INSTRUCTION ::
Omit the pictures, then write out every entry exactly as it reads.

DATA ENTRIES ::

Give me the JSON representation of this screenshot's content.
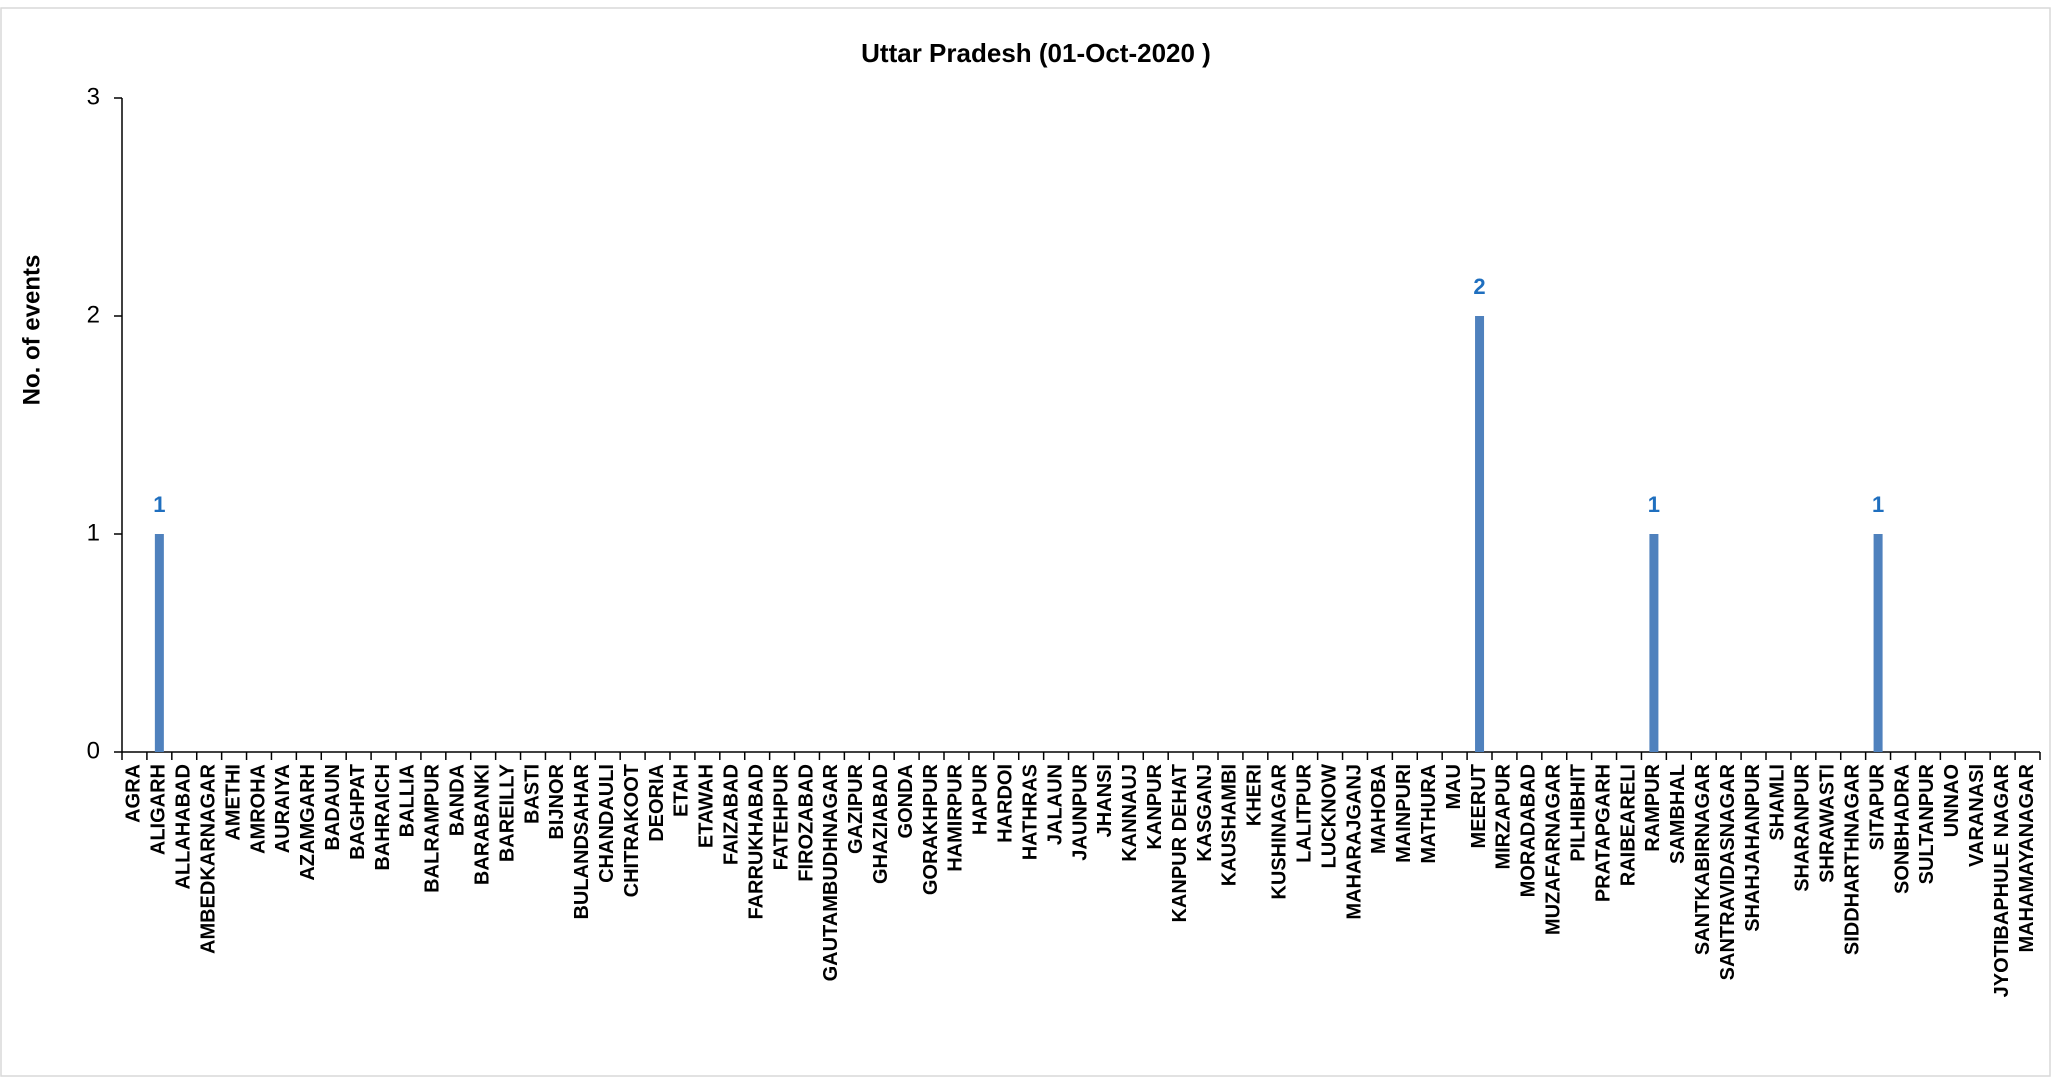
{
  "chart_data": {
    "type": "bar",
    "title": "Uttar Pradesh  (01-Oct-2020 )",
    "y_label": "No. of events",
    "categories": [
      "AGRA",
      "ALIGARH",
      "ALLAHABAD",
      "AMBEDKARNAGAR",
      "AMETHI",
      "AMROHA",
      "AURAIYA",
      "AZAMGARH",
      "BADAUN",
      "BAGHPAT",
      "BAHRAICH",
      "BALLIA",
      "BALRAMPUR",
      "BANDA",
      "BARABANKI",
      "BAREILLY",
      "BASTI",
      "BIJNOR",
      "BULANDSAHAR",
      "CHANDAULI",
      "CHITRAKOOT",
      "DEORIA",
      "ETAH",
      "ETAWAH",
      "FAIZABAD",
      "FARRUKHABAD",
      "FATEHPUR",
      "FIROZABAD",
      "GAUTAMBUDHNAGAR",
      "GAZIPUR",
      "GHAZIABAD",
      "GONDA",
      "GORAKHPUR",
      "HAMIRPUR",
      "HAPUR",
      "HARDOI",
      "HATHRAS",
      "JALAUN",
      "JAUNPUR",
      "JHANSI",
      "KANNAUJ",
      "KANPUR",
      "KANPUR DEHAT",
      "KASGANJ",
      "KAUSHAMBI",
      "KHERI",
      "KUSHINAGAR",
      "LALITPUR",
      "LUCKNOW",
      "MAHARAJGANJ",
      "MAHOBA",
      "MAINPURI",
      "MATHURA",
      "MAU",
      "MEERUT",
      "MIRZAPUR",
      "MORADABAD",
      "MUZAFARNAGAR",
      "PILHIBHIT",
      "PRATAPGARH",
      "RAIBEARELI",
      "RAMPUR",
      "SAMBHAL",
      "SANTKABIRNAGAR",
      "SANTRAVIDASNAGAR",
      "SHAHJAHANPUR",
      "SHAMLI",
      "SHARANPUR",
      "SHRAWASTI",
      "SIDDHARTHNAGAR",
      "SITAPUR",
      "SONBHADRA",
      "SULTANPUR",
      "UNNAO",
      "VARANASI",
      "JYOTIBAPHULE NAGAR",
      "MAHAMAYANAGAR"
    ],
    "values": [
      0,
      1,
      0,
      0,
      0,
      0,
      0,
      0,
      0,
      0,
      0,
      0,
      0,
      0,
      0,
      0,
      0,
      0,
      0,
      0,
      0,
      0,
      0,
      0,
      0,
      0,
      0,
      0,
      0,
      0,
      0,
      0,
      0,
      0,
      0,
      0,
      0,
      0,
      0,
      0,
      0,
      0,
      0,
      0,
      0,
      0,
      0,
      0,
      0,
      0,
      0,
      0,
      0,
      0,
      2,
      0,
      0,
      0,
      0,
      0,
      0,
      1,
      0,
      0,
      0,
      0,
      0,
      0,
      0,
      0,
      1,
      0,
      0,
      0,
      0,
      0,
      0
    ],
    "color": "#4f81bd",
    "label_color": "#1f6fbf",
    "ylim": [
      0,
      3
    ],
    "yticks": [
      0,
      1,
      2,
      3
    ],
    "grid": false
  }
}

WRITTEN REPLY ::
Give me the JSON representation of this screenshot's content.
{
  "chart_data": {
    "type": "bar",
    "title": "Uttar Pradesh  (01-Oct-2020 )",
    "y_label": "No. of events",
    "categories": [
      "AGRA",
      "ALIGARH",
      "ALLAHABAD",
      "AMBEDKARNAGAR",
      "AMETHI",
      "AMROHA",
      "AURAIYA",
      "AZAMGARH",
      "BADAUN",
      "BAGHPAT",
      "BAHRAICH",
      "BALLIA",
      "BALRAMPUR",
      "BANDA",
      "BARABANKI",
      "BAREILLY",
      "BASTI",
      "BIJNOR",
      "BULANDSAHAR",
      "CHANDAULI",
      "CHITRAKOOT",
      "DEORIA",
      "ETAH",
      "ETAWAH",
      "FAIZABAD",
      "FARRUKHABAD",
      "FATEHPUR",
      "FIROZABAD",
      "GAUTAMBUDHNAGAR",
      "GAZIPUR",
      "GHAZIABAD",
      "GONDA",
      "GORAKHPUR",
      "HAMIRPUR",
      "HAPUR",
      "HARDOI",
      "HATHRAS",
      "JALAUN",
      "JAUNPUR",
      "JHANSI",
      "KANNAUJ",
      "KANPUR",
      "KANPUR DEHAT",
      "KASGANJ",
      "KAUSHAMBI",
      "KHERI",
      "KUSHINAGAR",
      "LALITPUR",
      "LUCKNOW",
      "MAHARAJGANJ",
      "MAHOBA",
      "MAINPURI",
      "MATHURA",
      "MAU",
      "MEERUT",
      "MIRZAPUR",
      "MORADABAD",
      "MUZAFARNAGAR",
      "PILHIBHIT",
      "PRATAPGARH",
      "RAIBEARELI",
      "RAMPUR",
      "SAMBHAL",
      "SANTKABIRNAGAR",
      "SANTRAVIDASNAGAR",
      "SHAHJAHANPUR",
      "SHAMLI",
      "SHARANPUR",
      "SHRAWASTI",
      "SIDDHARTHNAGAR",
      "SITAPUR",
      "SONBHADRA",
      "SULTANPUR",
      "UNNAO",
      "VARANASI",
      "JYOTIBAPHULE NAGAR",
      "MAHAMAYANAGAR"
    ],
    "values": [
      0,
      1,
      0,
      0,
      0,
      0,
      0,
      0,
      0,
      0,
      0,
      0,
      0,
      0,
      0,
      0,
      0,
      0,
      0,
      0,
      0,
      0,
      0,
      0,
      0,
      0,
      0,
      0,
      0,
      0,
      0,
      0,
      0,
      0,
      0,
      0,
      0,
      0,
      0,
      0,
      0,
      0,
      0,
      0,
      0,
      0,
      0,
      0,
      0,
      0,
      0,
      0,
      0,
      0,
      2,
      0,
      0,
      0,
      0,
      0,
      0,
      1,
      0,
      0,
      0,
      0,
      0,
      0,
      0,
      0,
      1,
      0,
      0,
      0,
      0,
      0,
      0
    ],
    "color": "#4f81bd",
    "label_color": "#1f6fbf",
    "ylim": [
      0,
      3
    ],
    "yticks": [
      0,
      1,
      2,
      3
    ],
    "grid": false
  }
}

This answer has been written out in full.